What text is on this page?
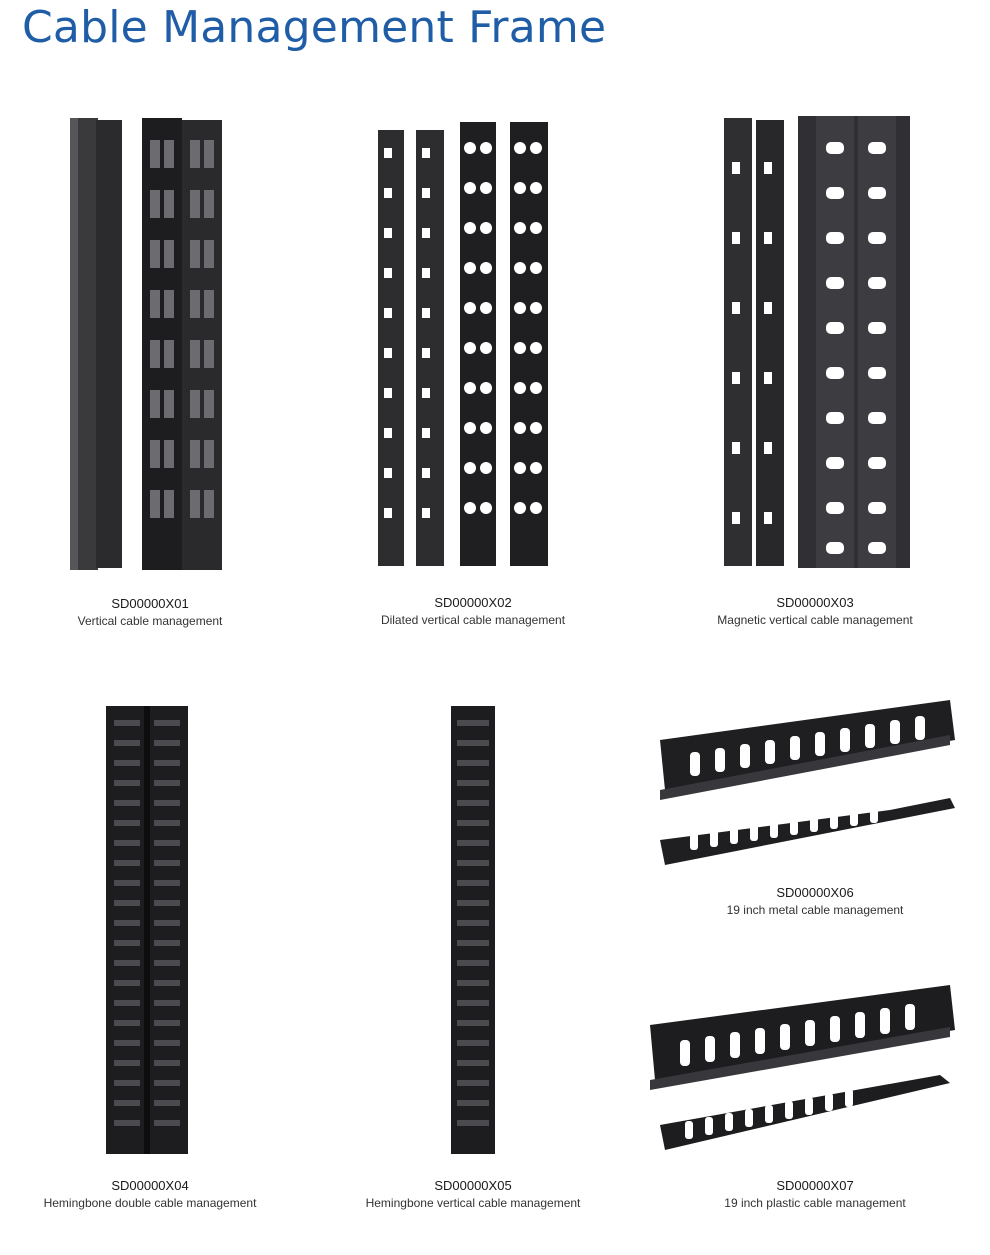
Cable Management Frame
SD00000X01
Vertical cable management
SD00000X02
Dilated vertical cable management
SD00000X03
Magnetic vertical cable management
SD00000X04
Hemingbone double cable management
SD00000X05
Hemingbone vertical cable management
SD00000X06
19 inch metal cable management
SD00000X07
19 inch plastic cable management
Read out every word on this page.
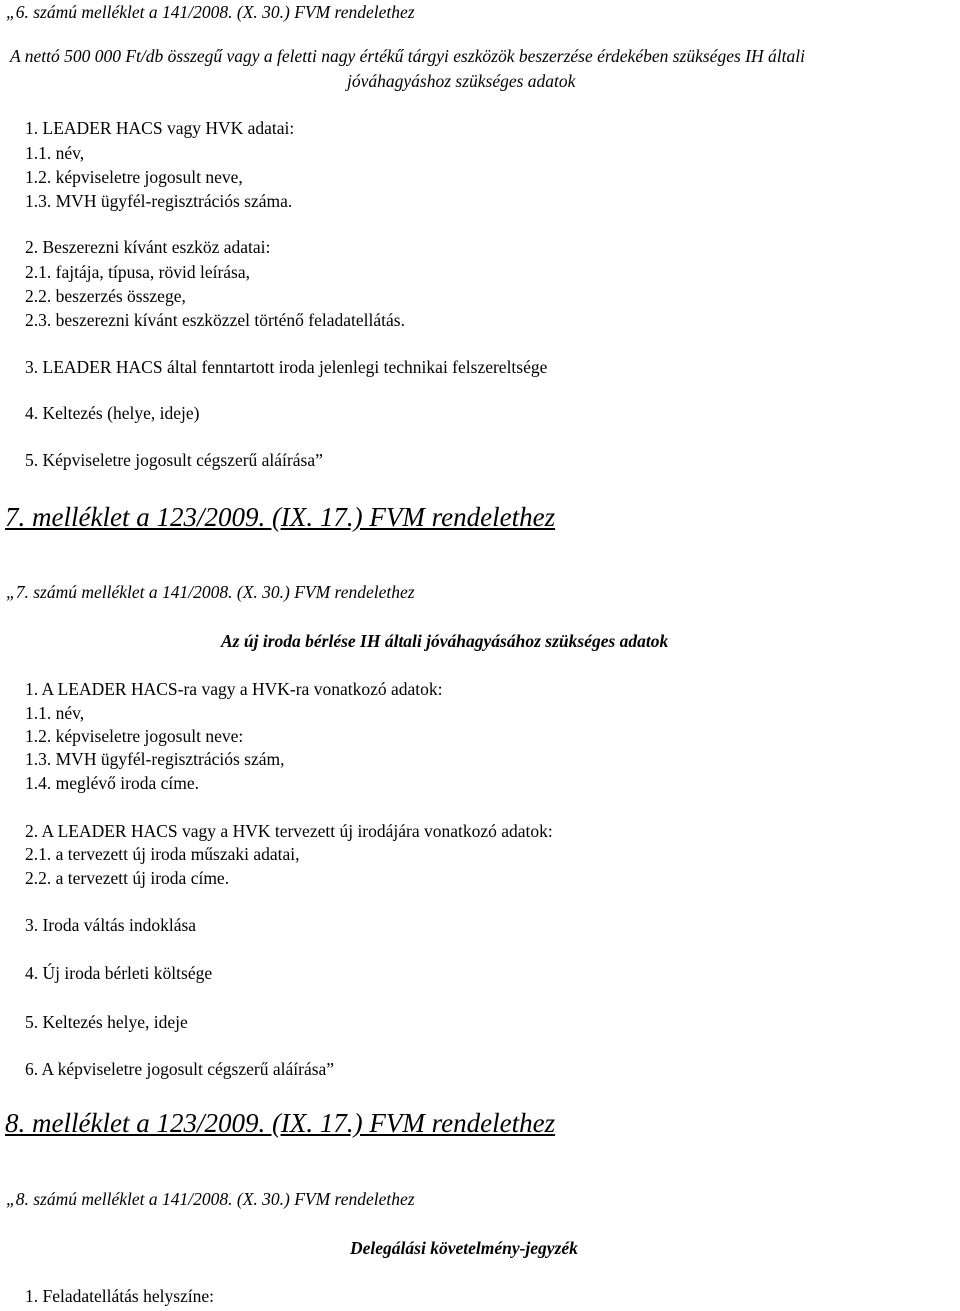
„6. számú melléklet a 141/2008. (X. 30.) FVM rendelethez
A nettó 500 000 Ft/db összegű vagy a feletti nagy értékű tárgyi eszközök beszerzése érdekében szükséges IH általi
jóváhagyáshoz szükséges adatok
1. LEADER HACS vagy HVK adatai:
1.1. név,
1.2. képviseletre jogosult neve,
1.3. MVH ügyfél-regisztrációs száma.
2. Beszerezni kívánt eszköz adatai:
2.1. fajtája, típusa, rövid leírása,
2.2. beszerzés összege,
2.3. beszerezni kívánt eszközzel történő feladatellátás.
3. LEADER HACS által fenntartott iroda jelenlegi technikai felszereltsége
4. Keltezés (helye, ideje)
5. Képviseletre jogosult cégszerű aláírása”
7. melléklet a 123/2009. (IX. 17.) FVM rendelethez
„7. számú melléklet a 141/2008. (X. 30.) FVM rendelethez
Az új iroda bérlése IH általi jóváhagyásához szükséges adatok
1. A LEADER HACS-ra vagy a HVK-ra vonatkozó adatok:
1.1. név,
1.2. képviseletre jogosult neve:
1.3. MVH ügyfél-regisztrációs szám,
1.4. meglévő iroda címe.
2. A LEADER HACS vagy a HVK tervezett új irodájára vonatkozó adatok:
2.1. a tervezett új iroda műszaki adatai,
2.2. a tervezett új iroda címe.
3. Iroda váltás indoklása
4. Új iroda bérleti költsége
5. Keltezés helye, ideje
6. A képviseletre jogosult cégszerű aláírása”
8. melléklet a 123/2009. (IX. 17.) FVM rendelethez
„8. számú melléklet a 141/2008. (X. 30.) FVM rendelethez
Delegálási követelmény-jegyzék
1. Feladatellátás helyszíne:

┄┄┄┄┄┄

**Exercise**.
Collect each line containing the string "inch".

**Response**.
19 inch metal cable management
19 inch plastic cable management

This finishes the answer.